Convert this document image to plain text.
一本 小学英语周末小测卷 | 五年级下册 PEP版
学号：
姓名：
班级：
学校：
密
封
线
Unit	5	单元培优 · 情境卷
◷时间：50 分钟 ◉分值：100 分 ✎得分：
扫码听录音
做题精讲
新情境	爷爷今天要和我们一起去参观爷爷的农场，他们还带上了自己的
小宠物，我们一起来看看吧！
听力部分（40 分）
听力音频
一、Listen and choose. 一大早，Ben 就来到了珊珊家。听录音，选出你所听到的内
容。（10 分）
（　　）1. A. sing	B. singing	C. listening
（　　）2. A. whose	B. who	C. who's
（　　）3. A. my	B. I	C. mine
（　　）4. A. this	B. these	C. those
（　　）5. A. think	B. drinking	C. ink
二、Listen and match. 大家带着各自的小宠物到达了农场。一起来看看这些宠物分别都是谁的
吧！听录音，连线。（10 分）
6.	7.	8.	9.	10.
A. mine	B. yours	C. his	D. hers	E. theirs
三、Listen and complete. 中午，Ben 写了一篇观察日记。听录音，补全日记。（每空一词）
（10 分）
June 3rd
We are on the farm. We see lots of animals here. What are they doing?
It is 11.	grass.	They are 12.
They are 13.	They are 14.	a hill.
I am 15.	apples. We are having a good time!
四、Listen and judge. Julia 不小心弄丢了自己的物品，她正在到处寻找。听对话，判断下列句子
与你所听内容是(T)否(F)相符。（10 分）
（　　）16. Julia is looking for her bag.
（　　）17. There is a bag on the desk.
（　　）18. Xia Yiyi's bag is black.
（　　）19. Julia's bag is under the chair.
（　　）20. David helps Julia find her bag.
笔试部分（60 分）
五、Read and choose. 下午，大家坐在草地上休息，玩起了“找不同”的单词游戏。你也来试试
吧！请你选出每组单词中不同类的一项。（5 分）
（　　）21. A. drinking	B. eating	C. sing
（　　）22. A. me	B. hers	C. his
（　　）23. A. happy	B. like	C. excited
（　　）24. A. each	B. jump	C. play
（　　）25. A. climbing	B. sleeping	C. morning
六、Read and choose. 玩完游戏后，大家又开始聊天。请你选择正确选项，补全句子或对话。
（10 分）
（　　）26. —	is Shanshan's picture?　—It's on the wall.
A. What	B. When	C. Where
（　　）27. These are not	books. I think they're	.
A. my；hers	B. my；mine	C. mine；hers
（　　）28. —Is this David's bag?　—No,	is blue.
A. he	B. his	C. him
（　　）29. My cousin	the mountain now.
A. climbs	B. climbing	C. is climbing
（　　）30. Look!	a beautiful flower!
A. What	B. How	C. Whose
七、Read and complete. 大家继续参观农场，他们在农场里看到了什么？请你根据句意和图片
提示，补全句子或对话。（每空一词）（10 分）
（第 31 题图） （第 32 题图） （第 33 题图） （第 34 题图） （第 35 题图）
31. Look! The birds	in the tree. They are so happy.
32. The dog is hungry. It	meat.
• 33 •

TASK DETAILS »
From the preceding material, extract every line exactly.

PROBLEM SOLUTION »
Convert this document image to plain text.
一本 小学英语周末小测卷 | 五年级下册 PEP版
学号：
姓名：
班级：
学校：
密
封
线
Unit	5	单元培优 · 情境卷
◷时间：50 分钟 ◉分值：100 分 ✎得分：
扫码听录音
做题精讲
新情境	爷爷今天要和我们一起去参观爷爷的农场，他们还带上了自己的
小宠物，我们一起来看看吧！
听力部分（40 分）
听力音频
一、Listen and choose. 一大早，Ben 就来到了珊珊家。听录音，选出你所听到的内
容。（10 分）
（　　）1. A. sing	B. singing	C. listening
（　　）2. A. whose	B. who	C. who's
（　　）3. A. my	B. I	C. mine
（　　）4. A. this	B. these	C. those
（　　）5. A. think	B. drinking	C. ink
二、Listen and match. 大家带着各自的小宠物到达了农场。一起来看看这些宠物分别都是谁的
吧！听录音，连线。（10 分）
6.	7.	8.	9.	10.
A. mine	B. yours	C. his	D. hers	E. theirs
三、Listen and complete. 中午，Ben 写了一篇观察日记。听录音，补全日记。（每空一词）
（10 分）
June 3rd
We are on the farm. We see lots of animals here. What are they doing?
It is 11.	grass.	They are 12.
They are 13.	They are 14.	a hill.
I am 15.	apples. We are having a good time!
四、Listen and judge. Julia 不小心弄丢了自己的物品，她正在到处寻找。听对话，判断下列句子
与你所听内容是(T)否(F)相符。（10 分）
（　　）16. Julia is looking for her bag.
（　　）17. There is a bag on the desk.
（　　）18. Xia Yiyi's bag is black.
（　　）19. Julia's bag is under the chair.
（　　）20. David helps Julia find her bag.
笔试部分（60 分）
五、Read and choose. 下午，大家坐在草地上休息，玩起了“找不同”的单词游戏。你也来试试
吧！请你选出每组单词中不同类的一项。（5 分）
（　　）21. A. drinking	B. eating	C. sing
（　　）22. A. me	B. hers	C. his
（　　）23. A. happy	B. like	C. excited
（　　）24. A. each	B. jump	C. play
（　　）25. A. climbing	B. sleeping	C. morning
六、Read and choose. 玩完游戏后，大家又开始聊天。请你选择正确选项，补全句子或对话。
（10 分）
（　　）26. —	is Shanshan's picture?　—It's on the wall.
A. What	B. When	C. Where
（　　）27. These are not	books. I think they're	.
A. my；hers	B. my；mine	C. mine；hers
（　　）28. —Is this David's bag?　—No,	is blue.
A. he	B. his	C. him
（　　）29. My cousin	the mountain now.
A. climbs	B. climbing	C. is climbing
（　　）30. Look!	a beautiful flower!
A. What	B. How	C. Whose
七、Read and complete. 大家继续参观农场，他们在农场里看到了什么？请你根据句意和图片
提示，补全句子或对话。（每空一词）（10 分）
（第 31 题图） （第 32 题图） （第 33 题图） （第 34 题图） （第 35 题图）
31. Look! The birds	in the tree. They are so happy.
32. The dog is hungry. It	meat.
• 33 •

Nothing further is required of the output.